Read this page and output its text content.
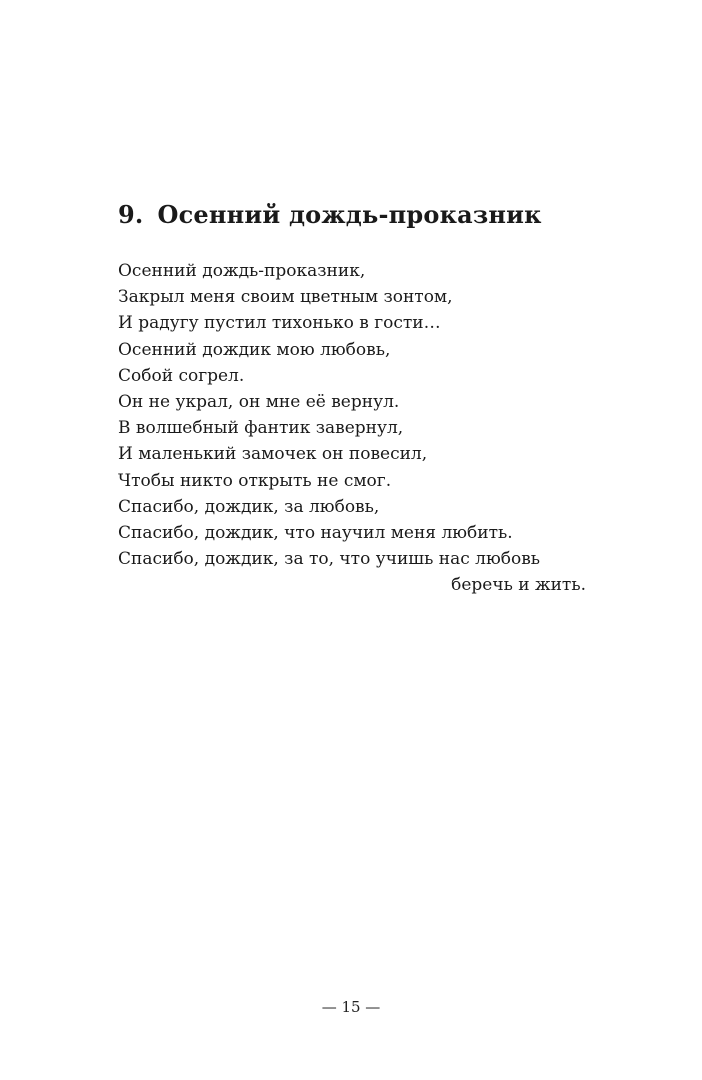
9. Осенний дождь-проказник
Осенний дождь-проказник,
Закрыл меня своим цветным зонтом,
И радугу пустил тихонько в гости…
Осенний дождик мою любовь,
Собой согрел.
Он не украл, он мне её вернул.
В волшебный фантик завернул,
И маленький замочек он повесил,
Чтобы никто открыть не смог.
Спасибо, дождик, за любовь,
Спасибо, дождик, что научил меня любить.
Спасибо, дождик, за то, что учишь нас любовь
беречь и жить.
— 15 —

• [What the exercise asks]
Leave out the pictures and copy the rest of the material above exactly.

• [Solution for this task]
Read this page and output its text content.
9. Осенний дождь-проказник
Осенний дождь-проказник,
Закрыл меня своим цветным зонтом,
И радугу пустил тихонько в гости…
Осенний дождик мою любовь,
Собой согрел.
Он не украл, он мне её вернул.
В волшебный фантик завернул,
И маленький замочек он повесил,
Чтобы никто открыть не смог.
Спасибо, дождик, за любовь,
Спасибо, дождик, что научил меня любить.
Спасибо, дождик, за то, что учишь нас любовь
беречь и жить.
— 15 —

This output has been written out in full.